(Figure record extracts)
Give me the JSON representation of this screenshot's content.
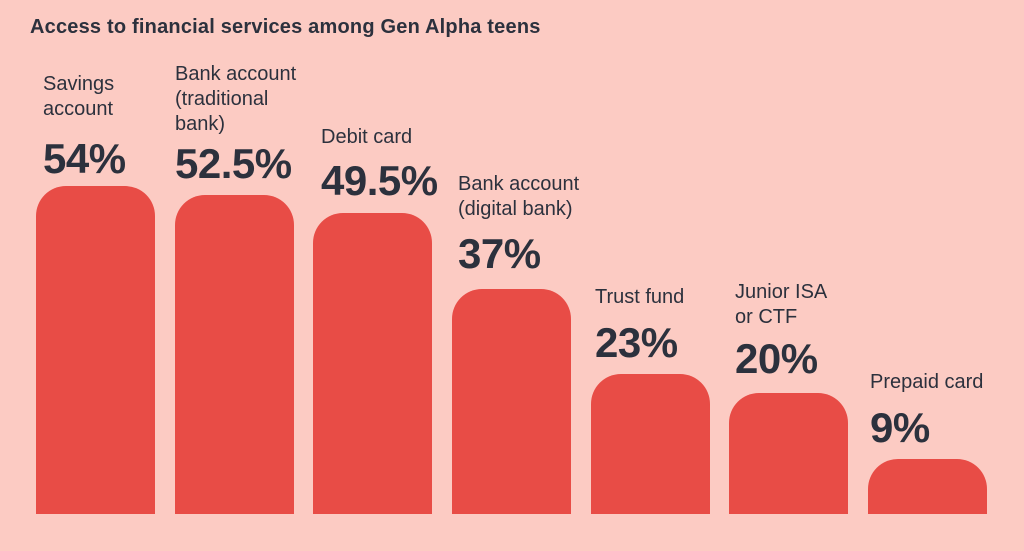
{
  "title": "Access to financial services among Gen Alpha teens",
  "colors": {
    "background": "#fccbc3",
    "bar": "#e84c46",
    "text": "#2c313d"
  },
  "chart_data": {
    "type": "bar",
    "title": "Access to financial services among Gen Alpha teens",
    "orientation": "vertical",
    "unit": "%",
    "grid": false,
    "legend": "none",
    "axes_shown": false,
    "ylim": [
      0,
      60
    ],
    "categories": [
      "Savings account",
      "Bank account (traditional bank)",
      "Debit card",
      "Bank account (digital bank)",
      "Trust fund",
      "Junior ISA or CTF",
      "Prepaid card"
    ],
    "label_display": [
      "Savings\naccount",
      "Bank account\n(traditional\nbank)",
      "Debit card",
      "Bank account\n(digital bank)",
      "Trust fund",
      "Junior ISA\nor CTF",
      "Prepaid card"
    ],
    "values": [
      54,
      52.5,
      49.5,
      37,
      23,
      20,
      9
    ],
    "value_labels": [
      "54%",
      "52.5%",
      "49.5%",
      "37%",
      "23%",
      "20%",
      "9%"
    ]
  }
}
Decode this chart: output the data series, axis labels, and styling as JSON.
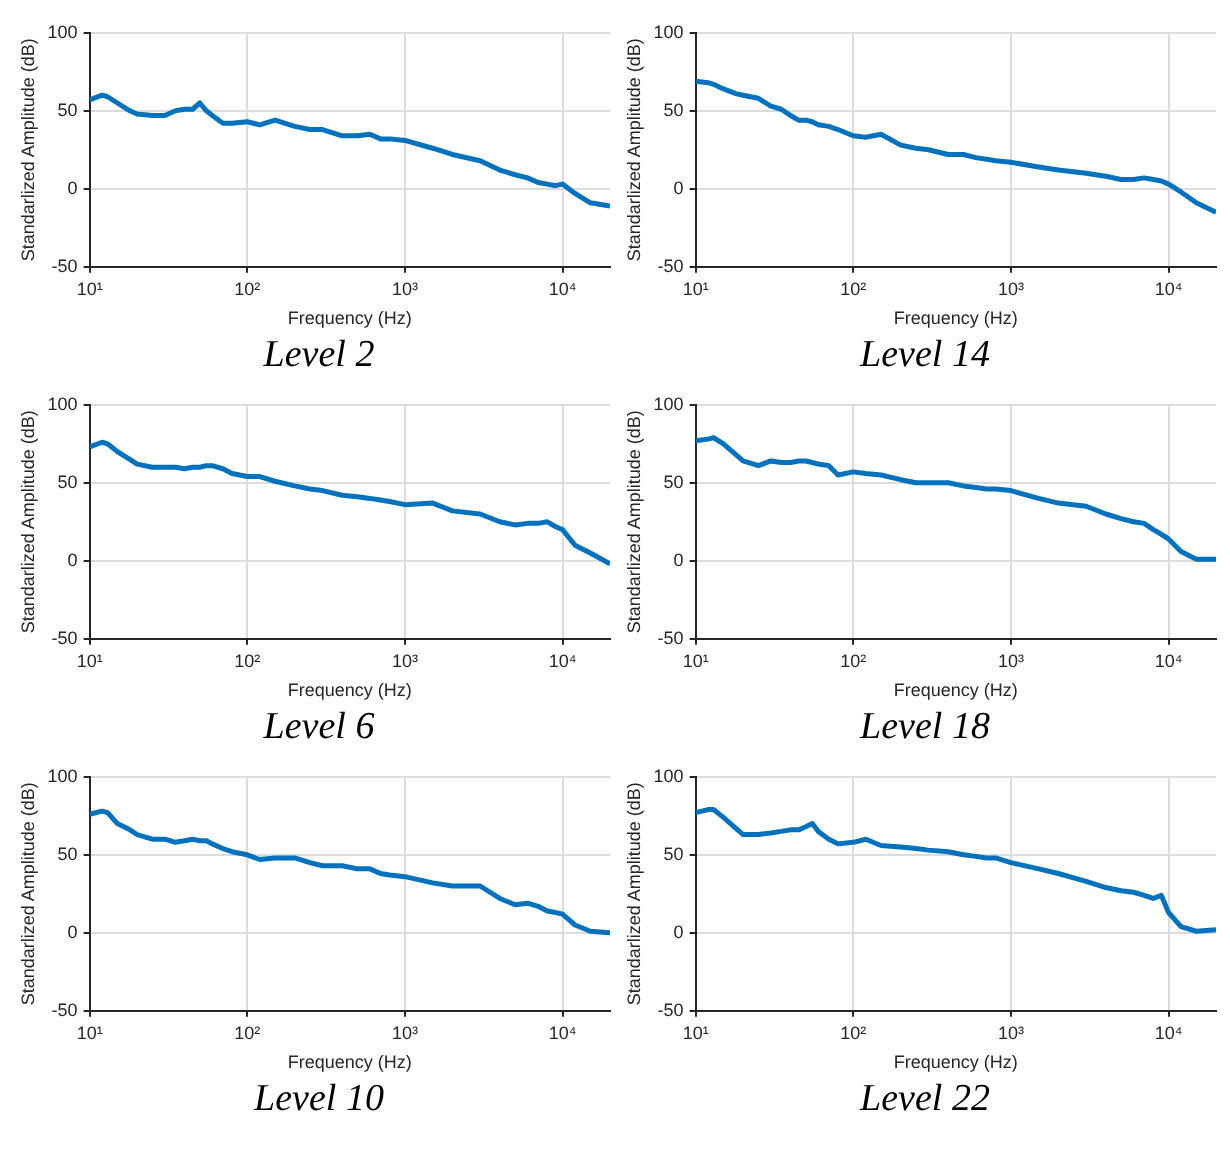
{
  "chart_data": [
    {
      "type": "line",
      "title": "Level 2",
      "xlabel": "Frequency (Hz)",
      "ylabel": "Standarlized Amplitude (dB)",
      "log": "x",
      "grid": true,
      "xlim": [
        10,
        20000
      ],
      "ylim": [
        -50,
        100
      ],
      "xticks": [
        {
          "value": 10,
          "label": "10¹"
        },
        {
          "value": 100,
          "label": "10²"
        },
        {
          "value": 1000,
          "label": "10³"
        },
        {
          "value": 10000,
          "label": "10⁴"
        }
      ],
      "yticks": [
        -50,
        0,
        50,
        100
      ],
      "x": [
        10,
        12,
        13,
        15,
        18,
        20,
        25,
        30,
        35,
        40,
        45,
        50,
        55,
        60,
        70,
        80,
        100,
        120,
        150,
        200,
        250,
        300,
        400,
        500,
        600,
        700,
        800,
        1000,
        1500,
        2000,
        3000,
        4000,
        5000,
        6000,
        7000,
        8000,
        9000,
        10000,
        12000,
        15000,
        20000
      ],
      "series": [
        {
          "color": "#0072bd",
          "values": [
            57,
            60,
            59,
            55,
            50,
            48,
            47,
            47,
            50,
            51,
            51,
            55,
            50,
            47,
            42,
            42,
            43,
            41,
            44,
            40,
            38,
            38,
            34,
            34,
            35,
            32,
            32,
            31,
            26,
            22,
            18,
            12,
            9,
            7,
            4,
            3,
            2,
            3,
            -3,
            -9,
            -11
          ]
        }
      ]
    },
    {
      "type": "line",
      "title": "Level 14",
      "xlabel": "Frequency (Hz)",
      "ylabel": "Standarlized Amplitude (dB)",
      "log": "x",
      "grid": true,
      "xlim": [
        10,
        20000
      ],
      "ylim": [
        -50,
        100
      ],
      "xticks": [
        {
          "value": 10,
          "label": "10¹"
        },
        {
          "value": 100,
          "label": "10²"
        },
        {
          "value": 1000,
          "label": "10³"
        },
        {
          "value": 10000,
          "label": "10⁴"
        }
      ],
      "yticks": [
        -50,
        0,
        50,
        100
      ],
      "x": [
        10,
        12,
        13,
        15,
        18,
        20,
        25,
        30,
        35,
        40,
        45,
        50,
        55,
        60,
        70,
        80,
        100,
        120,
        150,
        200,
        250,
        300,
        400,
        500,
        600,
        700,
        800,
        1000,
        1500,
        2000,
        3000,
        4000,
        5000,
        6000,
        7000,
        8000,
        9000,
        10000,
        12000,
        15000,
        20000
      ],
      "series": [
        {
          "color": "#0072bd",
          "values": [
            69,
            68,
            67,
            64,
            61,
            60,
            58,
            53,
            51,
            47,
            44,
            44,
            43,
            41,
            40,
            38,
            34,
            33,
            35,
            28,
            26,
            25,
            22,
            22,
            20,
            19,
            18,
            17,
            14,
            12,
            10,
            8,
            6,
            6,
            7,
            6,
            5,
            3,
            -2,
            -9,
            -15
          ]
        }
      ]
    },
    {
      "type": "line",
      "title": "Level 6",
      "xlabel": "Frequency (Hz)",
      "ylabel": "Standarlized Amplitude (dB)",
      "log": "x",
      "grid": true,
      "xlim": [
        10,
        20000
      ],
      "ylim": [
        -50,
        100
      ],
      "xticks": [
        {
          "value": 10,
          "label": "10¹"
        },
        {
          "value": 100,
          "label": "10²"
        },
        {
          "value": 1000,
          "label": "10³"
        },
        {
          "value": 10000,
          "label": "10⁴"
        }
      ],
      "yticks": [
        -50,
        0,
        50,
        100
      ],
      "x": [
        10,
        12,
        13,
        15,
        18,
        20,
        25,
        30,
        35,
        40,
        45,
        50,
        55,
        60,
        70,
        80,
        100,
        120,
        150,
        200,
        250,
        300,
        400,
        500,
        600,
        700,
        800,
        1000,
        1500,
        2000,
        3000,
        4000,
        5000,
        6000,
        7000,
        8000,
        9000,
        10000,
        12000,
        15000,
        20000
      ],
      "series": [
        {
          "color": "#0072bd",
          "values": [
            73,
            76,
            75,
            70,
            65,
            62,
            60,
            60,
            60,
            59,
            60,
            60,
            61,
            61,
            59,
            56,
            54,
            54,
            51,
            48,
            46,
            45,
            42,
            41,
            40,
            39,
            38,
            36,
            37,
            32,
            30,
            25,
            23,
            24,
            24,
            25,
            22,
            20,
            10,
            5,
            -2
          ]
        }
      ]
    },
    {
      "type": "line",
      "title": "Level 18",
      "xlabel": "Frequency (Hz)",
      "ylabel": "Standarlized Amplitude (dB)",
      "log": "x",
      "grid": true,
      "xlim": [
        10,
        20000
      ],
      "ylim": [
        -50,
        100
      ],
      "xticks": [
        {
          "value": 10,
          "label": "10¹"
        },
        {
          "value": 100,
          "label": "10²"
        },
        {
          "value": 1000,
          "label": "10³"
        },
        {
          "value": 10000,
          "label": "10⁴"
        }
      ],
      "yticks": [
        -50,
        0,
        50,
        100
      ],
      "x": [
        10,
        12,
        13,
        15,
        18,
        20,
        25,
        30,
        35,
        40,
        45,
        50,
        55,
        60,
        70,
        80,
        100,
        120,
        150,
        200,
        250,
        300,
        400,
        500,
        600,
        700,
        800,
        1000,
        1500,
        2000,
        3000,
        4000,
        5000,
        6000,
        7000,
        8000,
        9000,
        10000,
        12000,
        15000,
        20000
      ],
      "series": [
        {
          "color": "#0072bd",
          "values": [
            77,
            78,
            79,
            75,
            68,
            64,
            61,
            64,
            63,
            63,
            64,
            64,
            63,
            62,
            61,
            55,
            57,
            56,
            55,
            52,
            50,
            50,
            50,
            48,
            47,
            46,
            46,
            45,
            40,
            37,
            35,
            30,
            27,
            25,
            24,
            20,
            17,
            14,
            6,
            1,
            1
          ]
        }
      ]
    },
    {
      "type": "line",
      "title": "Level 10",
      "xlabel": "Frequency (Hz)",
      "ylabel": "Standarlized Amplitude (dB)",
      "log": "x",
      "grid": true,
      "xlim": [
        10,
        20000
      ],
      "ylim": [
        -50,
        100
      ],
      "xticks": [
        {
          "value": 10,
          "label": "10¹"
        },
        {
          "value": 100,
          "label": "10²"
        },
        {
          "value": 1000,
          "label": "10³"
        },
        {
          "value": 10000,
          "label": "10⁴"
        }
      ],
      "yticks": [
        -50,
        0,
        50,
        100
      ],
      "x": [
        10,
        12,
        13,
        15,
        18,
        20,
        25,
        30,
        35,
        40,
        45,
        50,
        55,
        60,
        70,
        80,
        100,
        120,
        150,
        200,
        250,
        300,
        400,
        500,
        600,
        700,
        800,
        1000,
        1500,
        2000,
        3000,
        4000,
        5000,
        6000,
        7000,
        8000,
        9000,
        10000,
        12000,
        15000,
        20000
      ],
      "series": [
        {
          "color": "#0072bd",
          "values": [
            76,
            78,
            77,
            70,
            66,
            63,
            60,
            60,
            58,
            59,
            60,
            59,
            59,
            57,
            54,
            52,
            50,
            47,
            48,
            48,
            45,
            43,
            43,
            41,
            41,
            38,
            37,
            36,
            32,
            30,
            30,
            22,
            18,
            19,
            17,
            14,
            13,
            12,
            5,
            1,
            0
          ]
        }
      ]
    },
    {
      "type": "line",
      "title": "Level 22",
      "xlabel": "Frequency (Hz)",
      "ylabel": "Standarlized Amplitude (dB)",
      "log": "x",
      "grid": true,
      "xlim": [
        10,
        20000
      ],
      "ylim": [
        -50,
        100
      ],
      "xticks": [
        {
          "value": 10,
          "label": "10¹"
        },
        {
          "value": 100,
          "label": "10²"
        },
        {
          "value": 1000,
          "label": "10³"
        },
        {
          "value": 10000,
          "label": "10⁴"
        }
      ],
      "yticks": [
        -50,
        0,
        50,
        100
      ],
      "x": [
        10,
        12,
        13,
        15,
        18,
        20,
        25,
        30,
        35,
        40,
        45,
        50,
        55,
        60,
        70,
        80,
        100,
        120,
        150,
        200,
        250,
        300,
        400,
        500,
        600,
        700,
        800,
        1000,
        1500,
        2000,
        3000,
        4000,
        5000,
        6000,
        7000,
        8000,
        9000,
        10000,
        12000,
        15000,
        20000
      ],
      "series": [
        {
          "color": "#0072bd",
          "values": [
            77,
            79,
            79,
            74,
            67,
            63,
            63,
            64,
            65,
            66,
            66,
            68,
            70,
            65,
            60,
            57,
            58,
            60,
            56,
            55,
            54,
            53,
            52,
            50,
            49,
            48,
            48,
            45,
            41,
            38,
            33,
            29,
            27,
            26,
            24,
            22,
            24,
            13,
            4,
            1,
            2
          ]
        }
      ]
    }
  ]
}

## Given task
Extract all lines containing the word "Access".

## Full response
  "title": "Access to financial services among Gen Alpha teens",
    "title": "Access to financial services among Gen Alpha teens",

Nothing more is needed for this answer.